• To do:
Repeat every record exactly, but omit the images.

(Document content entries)
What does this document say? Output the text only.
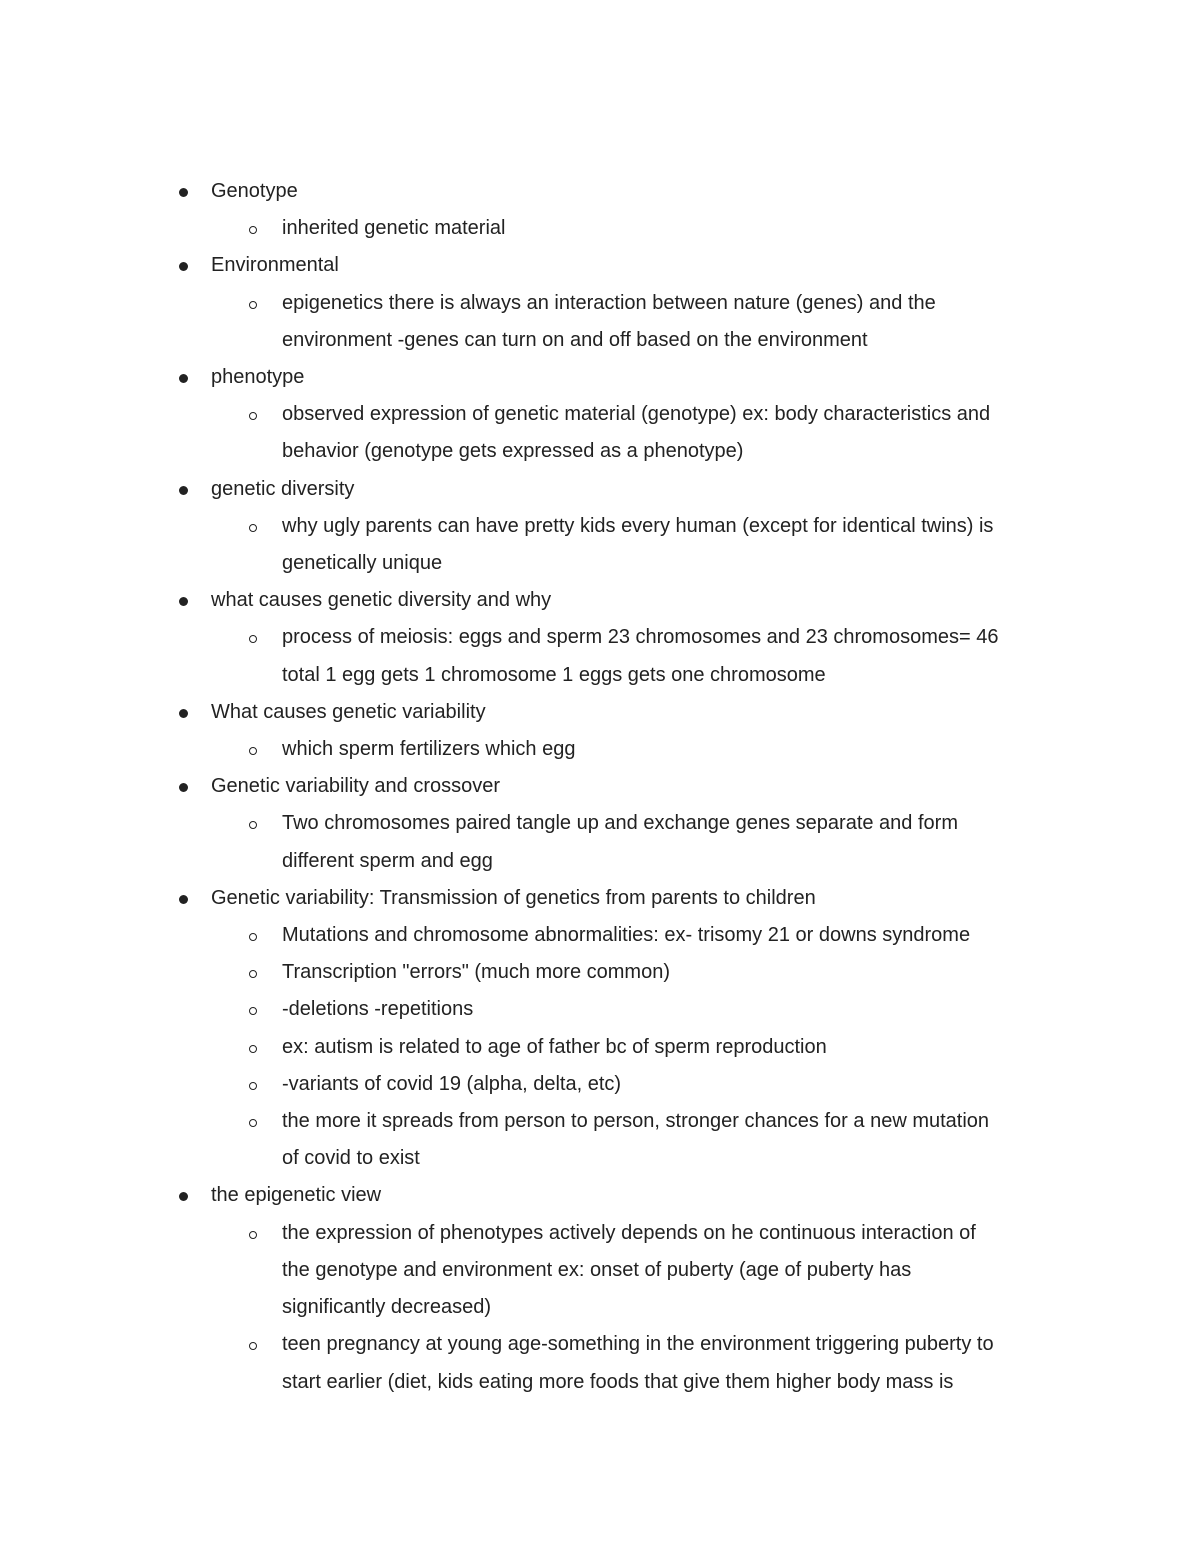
Genotype
inherited genetic material
Environmental
epigenetics there is always an interaction between nature (genes) and the
environment -genes can turn on and off based on the environment
phenotype
observed expression of genetic material (genotype) ex: body characteristics and
behavior (genotype gets expressed as a phenotype)
genetic diversity
why ugly parents can have pretty kids every human (except for identical twins) is
genetically unique
what causes genetic diversity and why
process of meiosis: eggs and sperm 23 chromosomes and 23 chromosomes= 46
total 1 egg gets 1 chromosome 1 eggs gets one chromosome
What causes genetic variability
which sperm fertilizers which egg
Genetic variability and crossover
Two chromosomes paired tangle up and exchange genes separate and form
different sperm and egg
Genetic variability: Transmission of genetics from parents to children
Mutations and chromosome abnormalities: ex- trisomy 21 or downs syndrome
Transcription "errors" (much more common)
-deletions -repetitions
ex: autism is related to age of father bc of sperm reproduction
-variants of covid 19 (alpha, delta, etc)
the more it spreads from person to person, stronger chances for a new mutation
of covid to exist
the epigenetic view
the expression of phenotypes actively depends on he continuous interaction of
the genotype and environment ex: onset of puberty (age of puberty has
significantly decreased)
teen pregnancy at young age-something in the environment triggering puberty to
start earlier (diet, kids eating more foods that give them higher body mass is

• Solution to this exercise:
What does this document say? Output the text only.
Genotype
inherited genetic material
Environmental
epigenetics there is always an interaction between nature (genes) and the
environment -genes can turn on and off based on the environment
phenotype
observed expression of genetic material (genotype) ex: body characteristics and
behavior (genotype gets expressed as a phenotype)
genetic diversity
why ugly parents can have pretty kids every human (except for identical twins) is
genetically unique
what causes genetic diversity and why
process of meiosis: eggs and sperm 23 chromosomes and 23 chromosomes= 46
total 1 egg gets 1 chromosome 1 eggs gets one chromosome
What causes genetic variability
which sperm fertilizers which egg
Genetic variability and crossover
Two chromosomes paired tangle up and exchange genes separate and form
different sperm and egg
Genetic variability: Transmission of genetics from parents to children
Mutations and chromosome abnormalities: ex- trisomy 21 or downs syndrome
Transcription "errors" (much more common)
-deletions -repetitions
ex: autism is related to age of father bc of sperm reproduction
-variants of covid 19 (alpha, delta, etc)
the more it spreads from person to person, stronger chances for a new mutation
of covid to exist
the epigenetic view
the expression of phenotypes actively depends on he continuous interaction of
the genotype and environment ex: onset of puberty (age of puberty has
significantly decreased)
teen pregnancy at young age-something in the environment triggering puberty to
start earlier (diet, kids eating more foods that give them higher body mass is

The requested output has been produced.